▶ Entries supplied
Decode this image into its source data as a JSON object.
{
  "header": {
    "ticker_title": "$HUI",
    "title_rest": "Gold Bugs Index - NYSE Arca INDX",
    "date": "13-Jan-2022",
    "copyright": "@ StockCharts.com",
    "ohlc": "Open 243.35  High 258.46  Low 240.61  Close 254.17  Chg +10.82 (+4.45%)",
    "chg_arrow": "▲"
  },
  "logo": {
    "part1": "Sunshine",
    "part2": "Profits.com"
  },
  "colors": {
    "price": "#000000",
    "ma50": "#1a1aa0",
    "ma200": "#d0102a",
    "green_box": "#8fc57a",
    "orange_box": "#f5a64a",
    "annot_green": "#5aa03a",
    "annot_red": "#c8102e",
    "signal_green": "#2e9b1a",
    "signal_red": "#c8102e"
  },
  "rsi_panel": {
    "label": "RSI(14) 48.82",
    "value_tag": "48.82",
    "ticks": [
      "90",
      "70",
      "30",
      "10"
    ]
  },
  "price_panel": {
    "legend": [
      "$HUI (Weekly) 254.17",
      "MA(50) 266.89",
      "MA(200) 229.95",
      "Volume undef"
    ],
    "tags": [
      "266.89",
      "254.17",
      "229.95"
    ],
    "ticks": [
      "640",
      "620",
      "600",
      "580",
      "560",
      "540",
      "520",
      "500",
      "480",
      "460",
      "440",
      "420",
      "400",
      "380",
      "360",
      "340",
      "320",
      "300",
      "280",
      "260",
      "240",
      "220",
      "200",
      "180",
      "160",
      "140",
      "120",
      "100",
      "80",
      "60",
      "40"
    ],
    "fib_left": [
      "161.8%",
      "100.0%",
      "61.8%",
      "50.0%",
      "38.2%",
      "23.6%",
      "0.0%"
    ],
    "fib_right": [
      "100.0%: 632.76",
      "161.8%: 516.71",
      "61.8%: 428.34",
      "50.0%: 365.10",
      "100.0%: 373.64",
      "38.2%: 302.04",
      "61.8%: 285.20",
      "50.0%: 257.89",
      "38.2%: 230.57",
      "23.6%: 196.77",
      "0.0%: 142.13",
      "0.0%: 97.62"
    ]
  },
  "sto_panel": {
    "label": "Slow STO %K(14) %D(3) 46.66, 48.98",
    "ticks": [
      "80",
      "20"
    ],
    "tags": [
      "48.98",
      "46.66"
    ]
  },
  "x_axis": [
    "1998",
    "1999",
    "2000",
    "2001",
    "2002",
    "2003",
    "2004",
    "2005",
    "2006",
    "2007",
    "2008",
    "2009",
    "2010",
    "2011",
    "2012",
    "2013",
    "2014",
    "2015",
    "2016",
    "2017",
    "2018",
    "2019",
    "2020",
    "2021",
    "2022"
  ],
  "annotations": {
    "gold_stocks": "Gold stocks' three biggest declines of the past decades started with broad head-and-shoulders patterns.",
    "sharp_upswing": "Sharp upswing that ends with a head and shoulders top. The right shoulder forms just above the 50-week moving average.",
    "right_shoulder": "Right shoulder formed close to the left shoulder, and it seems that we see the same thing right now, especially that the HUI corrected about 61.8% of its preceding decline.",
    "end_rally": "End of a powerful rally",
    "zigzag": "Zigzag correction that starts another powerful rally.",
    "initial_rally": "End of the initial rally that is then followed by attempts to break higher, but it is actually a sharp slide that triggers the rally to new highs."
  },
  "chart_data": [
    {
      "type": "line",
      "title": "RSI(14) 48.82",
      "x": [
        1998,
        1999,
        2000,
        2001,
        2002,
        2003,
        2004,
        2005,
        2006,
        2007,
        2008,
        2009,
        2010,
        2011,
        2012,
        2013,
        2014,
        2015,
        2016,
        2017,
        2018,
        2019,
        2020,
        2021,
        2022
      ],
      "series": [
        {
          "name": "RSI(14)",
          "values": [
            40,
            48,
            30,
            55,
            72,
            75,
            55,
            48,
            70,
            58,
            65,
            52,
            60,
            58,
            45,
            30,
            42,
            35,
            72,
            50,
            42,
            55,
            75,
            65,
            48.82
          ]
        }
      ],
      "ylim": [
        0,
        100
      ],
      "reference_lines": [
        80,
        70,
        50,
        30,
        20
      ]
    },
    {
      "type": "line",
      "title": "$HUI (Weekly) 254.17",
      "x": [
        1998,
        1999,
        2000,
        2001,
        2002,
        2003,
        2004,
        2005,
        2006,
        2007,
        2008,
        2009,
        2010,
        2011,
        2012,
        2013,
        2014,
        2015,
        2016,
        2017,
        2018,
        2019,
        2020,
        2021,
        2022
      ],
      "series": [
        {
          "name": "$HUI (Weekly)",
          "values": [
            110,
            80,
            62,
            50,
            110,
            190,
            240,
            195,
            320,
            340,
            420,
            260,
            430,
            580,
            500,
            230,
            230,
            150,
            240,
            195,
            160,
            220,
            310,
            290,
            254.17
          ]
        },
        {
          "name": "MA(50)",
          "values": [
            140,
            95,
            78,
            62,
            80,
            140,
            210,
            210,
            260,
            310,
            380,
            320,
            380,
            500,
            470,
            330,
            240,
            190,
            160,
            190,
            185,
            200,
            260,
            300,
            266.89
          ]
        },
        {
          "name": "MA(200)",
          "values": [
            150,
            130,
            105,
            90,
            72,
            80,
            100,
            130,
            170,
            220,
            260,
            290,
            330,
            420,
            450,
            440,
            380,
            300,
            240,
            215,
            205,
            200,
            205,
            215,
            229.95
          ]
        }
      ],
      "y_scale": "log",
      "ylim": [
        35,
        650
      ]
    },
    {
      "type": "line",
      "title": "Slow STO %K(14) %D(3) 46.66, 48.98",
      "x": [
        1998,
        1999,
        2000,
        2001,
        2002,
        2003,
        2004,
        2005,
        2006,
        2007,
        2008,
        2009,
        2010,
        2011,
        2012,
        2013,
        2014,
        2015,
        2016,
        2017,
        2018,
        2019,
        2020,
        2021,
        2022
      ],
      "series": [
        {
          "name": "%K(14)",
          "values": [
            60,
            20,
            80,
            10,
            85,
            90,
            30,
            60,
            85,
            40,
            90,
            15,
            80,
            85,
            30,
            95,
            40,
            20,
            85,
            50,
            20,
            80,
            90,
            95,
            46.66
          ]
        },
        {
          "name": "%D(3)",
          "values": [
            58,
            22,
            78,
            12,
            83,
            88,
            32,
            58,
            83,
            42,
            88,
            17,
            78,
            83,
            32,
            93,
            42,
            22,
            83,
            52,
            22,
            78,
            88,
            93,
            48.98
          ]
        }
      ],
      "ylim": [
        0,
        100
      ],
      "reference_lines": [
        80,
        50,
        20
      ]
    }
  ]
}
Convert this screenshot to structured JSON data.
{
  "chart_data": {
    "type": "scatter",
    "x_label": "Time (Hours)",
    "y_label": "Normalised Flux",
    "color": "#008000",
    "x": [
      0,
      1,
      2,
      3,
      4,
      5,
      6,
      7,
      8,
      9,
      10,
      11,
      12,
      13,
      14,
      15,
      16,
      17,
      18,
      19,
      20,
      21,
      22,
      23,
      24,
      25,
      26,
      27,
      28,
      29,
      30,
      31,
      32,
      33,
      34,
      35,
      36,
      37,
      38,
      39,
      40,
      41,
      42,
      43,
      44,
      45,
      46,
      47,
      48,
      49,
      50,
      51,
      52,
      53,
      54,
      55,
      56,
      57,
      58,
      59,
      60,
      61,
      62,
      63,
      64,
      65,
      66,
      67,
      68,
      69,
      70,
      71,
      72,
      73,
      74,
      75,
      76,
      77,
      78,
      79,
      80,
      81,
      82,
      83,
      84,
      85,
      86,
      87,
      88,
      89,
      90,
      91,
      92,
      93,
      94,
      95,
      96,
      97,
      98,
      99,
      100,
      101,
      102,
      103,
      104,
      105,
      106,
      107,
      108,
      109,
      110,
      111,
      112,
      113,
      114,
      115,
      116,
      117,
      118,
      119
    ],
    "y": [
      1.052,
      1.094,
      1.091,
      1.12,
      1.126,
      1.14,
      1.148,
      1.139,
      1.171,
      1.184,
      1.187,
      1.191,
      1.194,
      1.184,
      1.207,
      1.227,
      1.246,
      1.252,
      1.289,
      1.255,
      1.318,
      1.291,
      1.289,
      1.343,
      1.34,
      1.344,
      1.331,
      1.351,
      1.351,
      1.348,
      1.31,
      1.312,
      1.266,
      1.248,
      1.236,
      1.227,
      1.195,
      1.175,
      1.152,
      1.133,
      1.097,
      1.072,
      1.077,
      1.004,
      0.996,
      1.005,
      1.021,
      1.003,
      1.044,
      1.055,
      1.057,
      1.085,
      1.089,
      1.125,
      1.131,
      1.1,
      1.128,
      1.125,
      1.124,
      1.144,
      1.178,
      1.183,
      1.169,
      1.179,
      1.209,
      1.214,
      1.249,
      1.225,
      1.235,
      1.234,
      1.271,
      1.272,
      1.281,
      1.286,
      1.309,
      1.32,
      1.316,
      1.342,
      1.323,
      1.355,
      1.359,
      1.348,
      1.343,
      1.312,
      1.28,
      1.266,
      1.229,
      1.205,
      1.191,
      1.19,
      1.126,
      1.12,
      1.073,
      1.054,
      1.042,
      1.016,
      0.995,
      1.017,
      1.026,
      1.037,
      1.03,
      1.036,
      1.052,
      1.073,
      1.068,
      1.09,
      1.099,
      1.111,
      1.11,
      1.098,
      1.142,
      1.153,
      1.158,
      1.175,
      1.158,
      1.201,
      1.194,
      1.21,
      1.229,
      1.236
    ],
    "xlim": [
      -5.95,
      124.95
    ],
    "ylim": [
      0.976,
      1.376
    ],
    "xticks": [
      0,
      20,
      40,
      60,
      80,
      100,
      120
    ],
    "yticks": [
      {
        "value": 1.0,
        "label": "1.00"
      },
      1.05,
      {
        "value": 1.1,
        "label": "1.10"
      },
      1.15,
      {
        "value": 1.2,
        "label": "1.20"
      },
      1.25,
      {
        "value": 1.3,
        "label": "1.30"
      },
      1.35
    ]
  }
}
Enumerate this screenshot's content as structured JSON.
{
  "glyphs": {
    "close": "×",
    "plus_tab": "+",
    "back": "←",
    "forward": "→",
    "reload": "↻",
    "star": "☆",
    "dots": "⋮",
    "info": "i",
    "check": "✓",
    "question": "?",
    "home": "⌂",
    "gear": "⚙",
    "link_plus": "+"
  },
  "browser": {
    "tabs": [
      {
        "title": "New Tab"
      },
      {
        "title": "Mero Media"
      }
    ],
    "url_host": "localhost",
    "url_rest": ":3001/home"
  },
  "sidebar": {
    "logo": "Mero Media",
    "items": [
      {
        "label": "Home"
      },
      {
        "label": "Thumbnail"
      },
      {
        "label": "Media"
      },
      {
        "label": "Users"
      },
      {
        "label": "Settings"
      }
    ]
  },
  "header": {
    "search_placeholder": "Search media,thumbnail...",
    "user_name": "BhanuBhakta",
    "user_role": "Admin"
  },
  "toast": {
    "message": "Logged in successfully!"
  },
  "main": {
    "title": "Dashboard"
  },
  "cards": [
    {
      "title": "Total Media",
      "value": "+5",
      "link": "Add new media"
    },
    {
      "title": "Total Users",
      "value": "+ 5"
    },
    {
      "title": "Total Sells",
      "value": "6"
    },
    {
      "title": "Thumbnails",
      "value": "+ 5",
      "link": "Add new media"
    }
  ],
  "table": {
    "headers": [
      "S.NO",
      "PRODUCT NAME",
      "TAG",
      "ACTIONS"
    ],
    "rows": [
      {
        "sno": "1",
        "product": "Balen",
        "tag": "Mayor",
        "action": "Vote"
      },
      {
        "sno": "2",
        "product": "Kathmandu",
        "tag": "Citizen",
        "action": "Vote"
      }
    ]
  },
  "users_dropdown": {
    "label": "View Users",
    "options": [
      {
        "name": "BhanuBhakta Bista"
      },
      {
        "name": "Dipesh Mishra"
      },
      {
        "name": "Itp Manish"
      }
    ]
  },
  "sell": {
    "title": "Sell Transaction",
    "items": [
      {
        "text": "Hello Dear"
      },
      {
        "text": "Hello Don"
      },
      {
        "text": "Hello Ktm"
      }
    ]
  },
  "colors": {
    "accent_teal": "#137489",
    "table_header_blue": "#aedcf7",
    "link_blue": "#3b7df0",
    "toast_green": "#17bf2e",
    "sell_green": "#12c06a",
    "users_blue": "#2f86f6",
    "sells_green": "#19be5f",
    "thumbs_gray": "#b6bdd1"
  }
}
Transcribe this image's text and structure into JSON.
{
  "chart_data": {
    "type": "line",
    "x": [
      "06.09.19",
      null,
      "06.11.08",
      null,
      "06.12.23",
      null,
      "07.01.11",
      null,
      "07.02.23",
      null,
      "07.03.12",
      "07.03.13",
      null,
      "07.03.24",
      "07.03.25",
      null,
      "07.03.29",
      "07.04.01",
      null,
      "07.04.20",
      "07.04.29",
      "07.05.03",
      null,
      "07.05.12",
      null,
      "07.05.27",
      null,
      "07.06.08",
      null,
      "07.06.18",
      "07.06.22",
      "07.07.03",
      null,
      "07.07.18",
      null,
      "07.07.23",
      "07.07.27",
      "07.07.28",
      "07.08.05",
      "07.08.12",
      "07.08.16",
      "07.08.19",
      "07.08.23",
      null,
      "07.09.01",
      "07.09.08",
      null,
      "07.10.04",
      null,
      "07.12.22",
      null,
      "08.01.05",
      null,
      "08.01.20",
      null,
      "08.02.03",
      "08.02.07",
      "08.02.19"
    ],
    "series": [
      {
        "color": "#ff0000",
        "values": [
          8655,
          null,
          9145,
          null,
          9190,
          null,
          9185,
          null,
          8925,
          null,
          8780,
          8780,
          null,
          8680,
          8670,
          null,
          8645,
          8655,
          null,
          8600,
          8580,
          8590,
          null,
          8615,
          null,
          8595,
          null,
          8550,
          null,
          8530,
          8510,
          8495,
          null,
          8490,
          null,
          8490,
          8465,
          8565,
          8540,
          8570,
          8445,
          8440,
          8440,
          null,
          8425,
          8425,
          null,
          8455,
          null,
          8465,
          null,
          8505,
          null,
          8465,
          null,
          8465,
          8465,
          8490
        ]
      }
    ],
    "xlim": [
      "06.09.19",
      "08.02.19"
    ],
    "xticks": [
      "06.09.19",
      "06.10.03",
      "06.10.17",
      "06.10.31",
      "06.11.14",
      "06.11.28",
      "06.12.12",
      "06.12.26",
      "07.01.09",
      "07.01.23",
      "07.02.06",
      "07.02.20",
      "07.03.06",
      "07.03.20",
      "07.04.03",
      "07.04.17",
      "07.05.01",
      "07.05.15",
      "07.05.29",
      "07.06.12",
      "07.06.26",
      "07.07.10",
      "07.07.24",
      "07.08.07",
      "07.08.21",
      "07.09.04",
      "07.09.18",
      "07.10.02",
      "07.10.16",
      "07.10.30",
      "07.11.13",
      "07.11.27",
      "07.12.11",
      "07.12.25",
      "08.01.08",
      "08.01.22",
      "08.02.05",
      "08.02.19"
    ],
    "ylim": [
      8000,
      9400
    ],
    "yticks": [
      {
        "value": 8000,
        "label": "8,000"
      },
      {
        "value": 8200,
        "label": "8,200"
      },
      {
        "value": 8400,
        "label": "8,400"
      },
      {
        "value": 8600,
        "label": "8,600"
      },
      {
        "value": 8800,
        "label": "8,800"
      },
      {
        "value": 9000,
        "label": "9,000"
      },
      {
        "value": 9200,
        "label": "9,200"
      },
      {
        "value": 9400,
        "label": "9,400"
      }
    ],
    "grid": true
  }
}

▶ Task statement
Write out every line of the data that holds the word "this".

▶ Response below
Decode this image into its source data as a JSON object.
Convert this screenshot to structured JSON data.
Enumerate this screenshot's content as structured JSON.
Transcribe this image's text and structure into JSON.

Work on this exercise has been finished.